The problem –
Reproduce the records below exactly as they appear.

Task material –
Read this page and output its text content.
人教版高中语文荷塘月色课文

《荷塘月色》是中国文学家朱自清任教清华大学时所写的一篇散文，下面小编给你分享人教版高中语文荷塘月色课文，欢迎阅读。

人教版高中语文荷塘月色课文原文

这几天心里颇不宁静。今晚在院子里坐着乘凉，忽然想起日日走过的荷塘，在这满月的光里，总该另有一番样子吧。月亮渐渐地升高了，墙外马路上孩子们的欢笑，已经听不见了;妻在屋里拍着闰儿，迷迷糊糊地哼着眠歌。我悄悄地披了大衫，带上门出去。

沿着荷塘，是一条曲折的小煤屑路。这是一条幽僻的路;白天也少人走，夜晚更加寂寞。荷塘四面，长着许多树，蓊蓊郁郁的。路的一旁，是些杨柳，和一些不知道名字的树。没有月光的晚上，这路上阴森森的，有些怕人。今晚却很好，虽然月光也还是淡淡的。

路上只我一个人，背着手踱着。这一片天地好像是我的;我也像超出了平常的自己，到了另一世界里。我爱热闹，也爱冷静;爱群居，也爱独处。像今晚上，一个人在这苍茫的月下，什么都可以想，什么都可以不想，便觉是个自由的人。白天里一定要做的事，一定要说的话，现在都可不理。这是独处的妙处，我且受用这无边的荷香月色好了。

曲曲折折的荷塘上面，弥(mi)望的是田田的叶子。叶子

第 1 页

Written reply –
Read this page and output its text content.
人教版高中语文荷塘月色课文

《荷塘月色》是中国文学家朱自清任教清华大学时所写的一篇散文，下面小编给你分享人教版高中语文荷塘月色课文，欢迎阅读。

人教版高中语文荷塘月色课文原文

这几天心里颇不宁静。今晚在院子里坐着乘凉，忽然想起日日走过的荷塘，在这满月的光里，总该另有一番样子吧。月亮渐渐地升高了，墙外马路上孩子们的欢笑，已经听不见了;妻在屋里拍着闰儿，迷迷糊糊地哼着眠歌。我悄悄地披了大衫，带上门出去。

沿着荷塘，是一条曲折的小煤屑路。这是一条幽僻的路;白天也少人走，夜晚更加寂寞。荷塘四面，长着许多树，蓊蓊郁郁的。路的一旁，是些杨柳，和一些不知道名字的树。没有月光的晚上，这路上阴森森的，有些怕人。今晚却很好，虽然月光也还是淡淡的。

路上只我一个人，背着手踱着。这一片天地好像是我的;我也像超出了平常的自己，到了另一世界里。我爱热闹，也爱冷静;爱群居，也爱独处。像今晚上，一个人在这苍茫的月下，什么都可以想，什么都可以不想，便觉是个自由的人。白天里一定要做的事，一定要说的话，现在都可不理。这是独处的妙处，我且受用这无边的荷香月色好了。

曲曲折折的荷塘上面，弥(mi)望的是田田的叶子。叶子

第 1 页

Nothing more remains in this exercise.